◆ **Work to complete**
Look for the word "Contains" in each line and report the count of matching lines, with nothing added.

◆ **Exercise data**
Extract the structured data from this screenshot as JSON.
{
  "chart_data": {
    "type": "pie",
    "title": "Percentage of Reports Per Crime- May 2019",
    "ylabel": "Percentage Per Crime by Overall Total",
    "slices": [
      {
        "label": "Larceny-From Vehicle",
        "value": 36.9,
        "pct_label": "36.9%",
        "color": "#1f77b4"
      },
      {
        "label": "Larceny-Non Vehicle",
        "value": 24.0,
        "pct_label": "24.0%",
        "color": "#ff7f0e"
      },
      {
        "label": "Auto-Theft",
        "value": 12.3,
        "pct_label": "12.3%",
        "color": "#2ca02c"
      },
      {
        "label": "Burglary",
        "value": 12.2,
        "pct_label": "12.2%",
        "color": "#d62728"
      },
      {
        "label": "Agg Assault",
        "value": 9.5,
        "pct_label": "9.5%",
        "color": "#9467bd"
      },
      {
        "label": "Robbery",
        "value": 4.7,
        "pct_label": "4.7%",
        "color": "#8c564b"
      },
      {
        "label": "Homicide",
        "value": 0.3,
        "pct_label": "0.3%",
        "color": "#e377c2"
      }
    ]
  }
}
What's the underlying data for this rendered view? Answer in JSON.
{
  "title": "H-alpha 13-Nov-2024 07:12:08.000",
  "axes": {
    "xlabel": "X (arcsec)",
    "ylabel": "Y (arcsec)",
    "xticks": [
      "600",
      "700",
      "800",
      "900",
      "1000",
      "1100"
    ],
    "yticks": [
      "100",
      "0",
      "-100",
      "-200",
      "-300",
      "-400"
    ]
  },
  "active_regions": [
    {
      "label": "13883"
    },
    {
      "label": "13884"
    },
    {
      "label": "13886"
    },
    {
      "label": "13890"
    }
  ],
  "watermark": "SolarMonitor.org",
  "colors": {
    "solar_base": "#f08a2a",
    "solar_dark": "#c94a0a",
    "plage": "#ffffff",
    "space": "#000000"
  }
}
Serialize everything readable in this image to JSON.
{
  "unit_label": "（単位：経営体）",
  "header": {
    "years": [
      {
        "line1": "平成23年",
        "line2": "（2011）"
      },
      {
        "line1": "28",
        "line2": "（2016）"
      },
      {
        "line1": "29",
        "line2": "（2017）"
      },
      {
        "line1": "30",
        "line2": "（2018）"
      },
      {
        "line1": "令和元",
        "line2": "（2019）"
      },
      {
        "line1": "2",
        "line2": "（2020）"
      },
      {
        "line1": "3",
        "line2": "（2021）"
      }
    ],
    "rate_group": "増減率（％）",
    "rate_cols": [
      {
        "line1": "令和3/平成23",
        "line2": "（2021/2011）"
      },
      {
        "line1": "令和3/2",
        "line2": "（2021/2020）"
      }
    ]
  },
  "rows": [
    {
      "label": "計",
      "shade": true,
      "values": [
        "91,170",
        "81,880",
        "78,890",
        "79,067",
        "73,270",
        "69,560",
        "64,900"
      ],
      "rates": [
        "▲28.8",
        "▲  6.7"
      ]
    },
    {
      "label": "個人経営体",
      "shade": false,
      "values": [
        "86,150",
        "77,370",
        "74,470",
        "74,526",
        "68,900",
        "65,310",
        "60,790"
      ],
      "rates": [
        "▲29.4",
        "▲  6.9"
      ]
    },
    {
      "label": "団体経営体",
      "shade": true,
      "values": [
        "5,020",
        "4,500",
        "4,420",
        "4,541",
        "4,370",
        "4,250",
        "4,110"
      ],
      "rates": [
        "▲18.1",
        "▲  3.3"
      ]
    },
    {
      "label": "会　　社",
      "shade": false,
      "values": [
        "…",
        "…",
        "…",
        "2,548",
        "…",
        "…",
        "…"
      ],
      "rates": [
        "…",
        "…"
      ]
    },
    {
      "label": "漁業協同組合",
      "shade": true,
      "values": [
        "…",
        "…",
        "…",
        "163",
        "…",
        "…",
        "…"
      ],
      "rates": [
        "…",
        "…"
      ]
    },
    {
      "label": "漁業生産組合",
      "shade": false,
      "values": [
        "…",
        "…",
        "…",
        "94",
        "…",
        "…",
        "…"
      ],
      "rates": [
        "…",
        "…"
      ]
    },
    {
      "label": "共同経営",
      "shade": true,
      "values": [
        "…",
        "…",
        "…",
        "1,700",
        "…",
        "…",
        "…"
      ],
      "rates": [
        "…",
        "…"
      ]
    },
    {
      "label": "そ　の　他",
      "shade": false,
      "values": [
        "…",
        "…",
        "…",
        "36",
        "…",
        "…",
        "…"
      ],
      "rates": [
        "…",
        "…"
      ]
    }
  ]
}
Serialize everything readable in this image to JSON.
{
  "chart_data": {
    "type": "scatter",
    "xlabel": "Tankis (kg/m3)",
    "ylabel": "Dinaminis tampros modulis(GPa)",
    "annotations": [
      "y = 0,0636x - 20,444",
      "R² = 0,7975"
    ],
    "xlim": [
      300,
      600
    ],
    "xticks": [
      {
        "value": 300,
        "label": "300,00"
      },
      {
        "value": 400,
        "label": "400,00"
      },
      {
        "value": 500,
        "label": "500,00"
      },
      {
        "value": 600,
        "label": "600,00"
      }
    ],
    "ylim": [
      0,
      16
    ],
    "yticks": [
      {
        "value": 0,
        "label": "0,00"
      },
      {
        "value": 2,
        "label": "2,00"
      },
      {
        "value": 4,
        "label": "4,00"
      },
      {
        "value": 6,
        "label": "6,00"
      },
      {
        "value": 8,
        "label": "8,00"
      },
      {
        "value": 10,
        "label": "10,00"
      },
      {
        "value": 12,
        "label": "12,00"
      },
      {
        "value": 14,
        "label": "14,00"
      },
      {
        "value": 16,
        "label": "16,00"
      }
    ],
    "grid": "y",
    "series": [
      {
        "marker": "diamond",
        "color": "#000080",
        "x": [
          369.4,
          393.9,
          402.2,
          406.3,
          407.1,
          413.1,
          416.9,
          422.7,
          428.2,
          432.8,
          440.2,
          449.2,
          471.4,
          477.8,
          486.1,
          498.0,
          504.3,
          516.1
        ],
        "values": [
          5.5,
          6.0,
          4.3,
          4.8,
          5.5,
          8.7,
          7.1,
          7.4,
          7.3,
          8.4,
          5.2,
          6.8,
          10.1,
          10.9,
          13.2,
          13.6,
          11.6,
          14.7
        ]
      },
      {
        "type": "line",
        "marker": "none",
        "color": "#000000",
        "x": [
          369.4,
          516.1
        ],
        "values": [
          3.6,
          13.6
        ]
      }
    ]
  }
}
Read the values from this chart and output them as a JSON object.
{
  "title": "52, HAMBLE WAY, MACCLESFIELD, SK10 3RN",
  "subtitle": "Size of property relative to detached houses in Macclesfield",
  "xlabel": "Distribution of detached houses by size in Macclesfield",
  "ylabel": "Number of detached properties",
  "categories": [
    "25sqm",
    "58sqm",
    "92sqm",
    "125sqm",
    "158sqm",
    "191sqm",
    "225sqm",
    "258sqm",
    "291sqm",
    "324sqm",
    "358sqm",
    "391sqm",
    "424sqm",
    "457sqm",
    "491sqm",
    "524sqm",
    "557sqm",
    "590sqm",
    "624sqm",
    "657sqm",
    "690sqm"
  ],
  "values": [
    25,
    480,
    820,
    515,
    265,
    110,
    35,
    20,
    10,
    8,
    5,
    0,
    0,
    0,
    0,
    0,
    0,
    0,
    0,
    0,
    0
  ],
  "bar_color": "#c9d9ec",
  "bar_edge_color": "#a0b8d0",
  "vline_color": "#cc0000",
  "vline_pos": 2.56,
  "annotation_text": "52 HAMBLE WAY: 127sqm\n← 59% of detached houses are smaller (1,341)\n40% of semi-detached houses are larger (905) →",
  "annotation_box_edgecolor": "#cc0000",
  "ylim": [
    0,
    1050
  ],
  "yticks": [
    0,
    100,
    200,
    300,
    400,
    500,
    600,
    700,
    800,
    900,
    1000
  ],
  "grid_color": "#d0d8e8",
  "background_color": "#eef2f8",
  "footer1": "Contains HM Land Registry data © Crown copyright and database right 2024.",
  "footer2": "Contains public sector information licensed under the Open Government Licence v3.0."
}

◆ **Exercise solution**
2